(Items from a data source)
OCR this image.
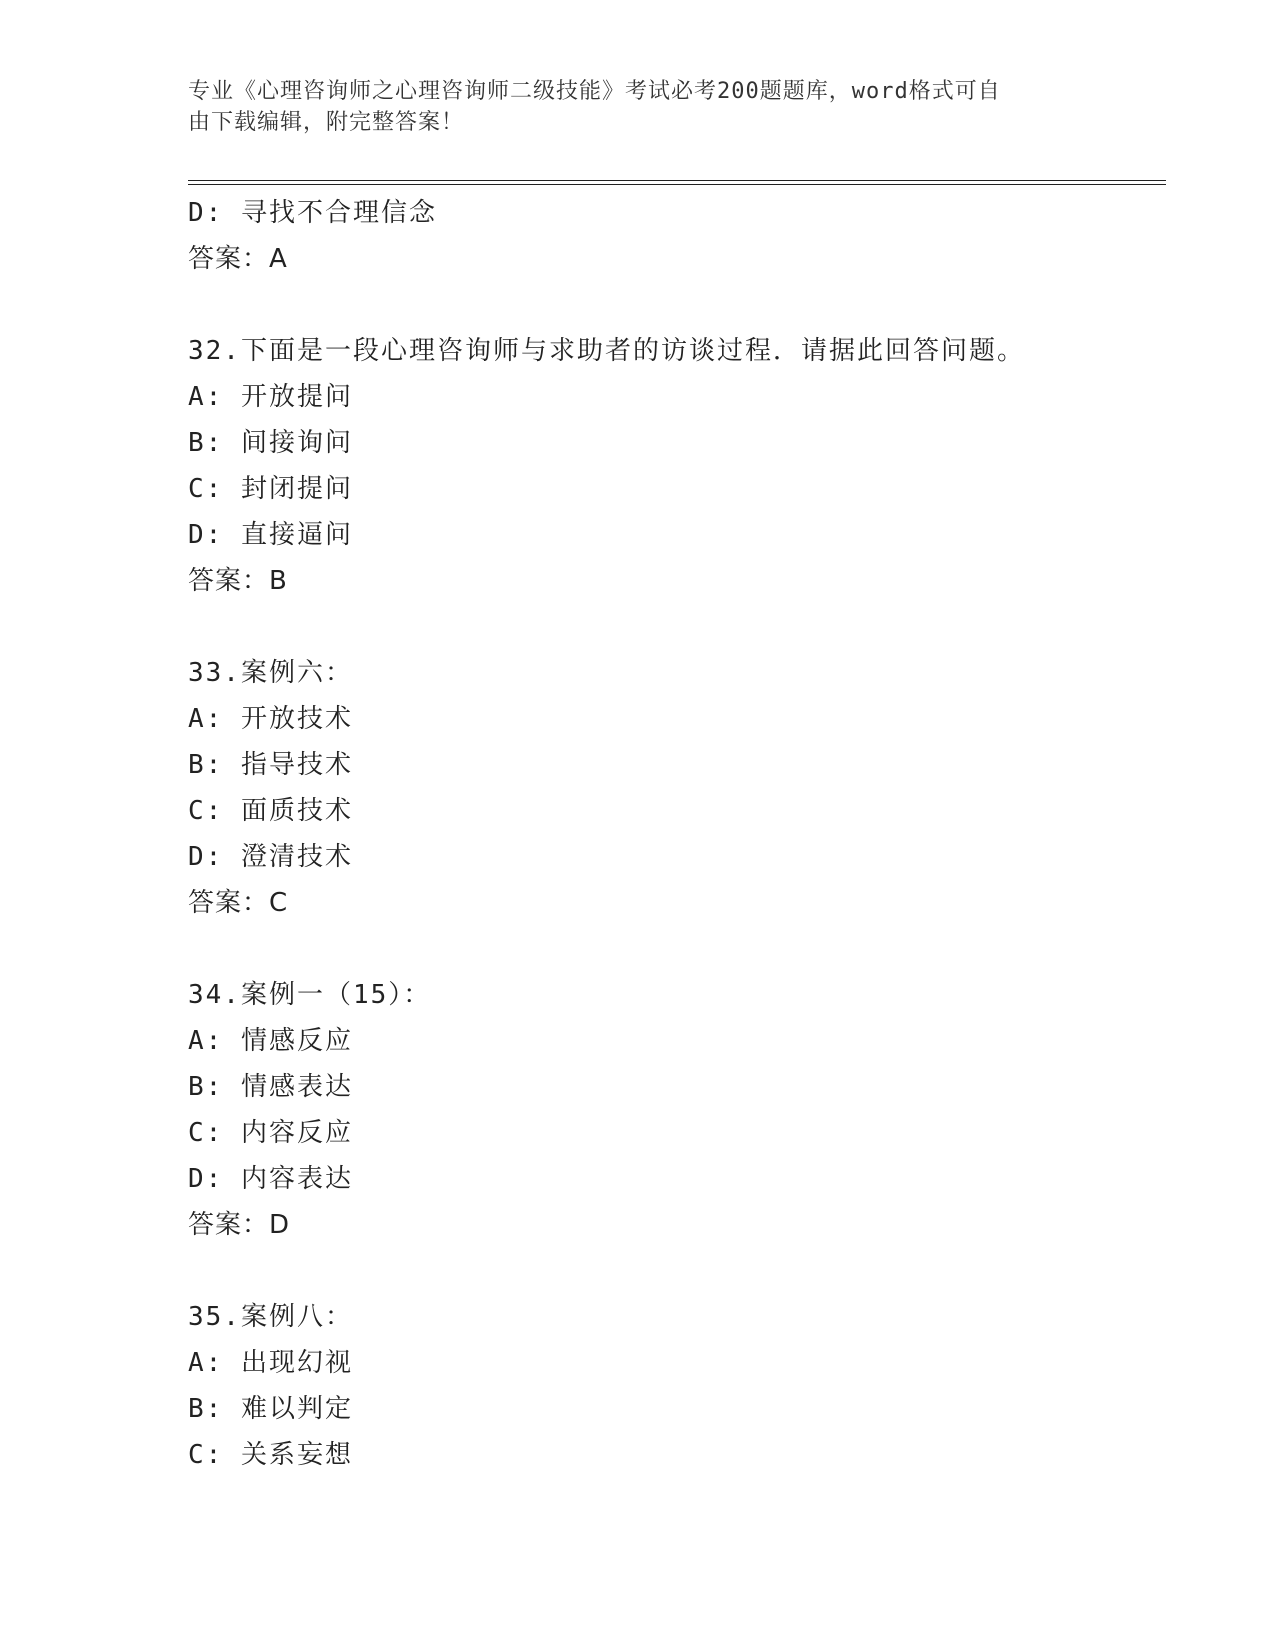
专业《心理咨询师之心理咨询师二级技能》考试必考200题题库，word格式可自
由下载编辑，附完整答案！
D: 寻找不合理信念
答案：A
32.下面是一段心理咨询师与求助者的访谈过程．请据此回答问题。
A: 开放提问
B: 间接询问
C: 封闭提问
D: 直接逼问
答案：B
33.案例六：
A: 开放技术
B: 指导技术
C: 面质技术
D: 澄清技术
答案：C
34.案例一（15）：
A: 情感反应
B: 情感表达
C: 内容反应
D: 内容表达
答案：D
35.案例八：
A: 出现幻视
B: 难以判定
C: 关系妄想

Problem:
Write out every entry again word for word, without any of the pictures.

Correct answer:
OCR this image.
专业《心理咨询师之心理咨询师二级技能》考试必考200题题库，word格式可自
由下载编辑，附完整答案！
D: 寻找不合理信念
答案：A
32.下面是一段心理咨询师与求助者的访谈过程．请据此回答问题。
A: 开放提问
B: 间接询问
C: 封闭提问
D: 直接逼问
答案：B
33.案例六：
A: 开放技术
B: 指导技术
C: 面质技术
D: 澄清技术
答案：C
34.案例一（15）：
A: 情感反应
B: 情感表达
C: 内容反应
D: 内容表达
答案：D
35.案例八：
A: 出现幻视
B: 难以判定
C: 关系妄想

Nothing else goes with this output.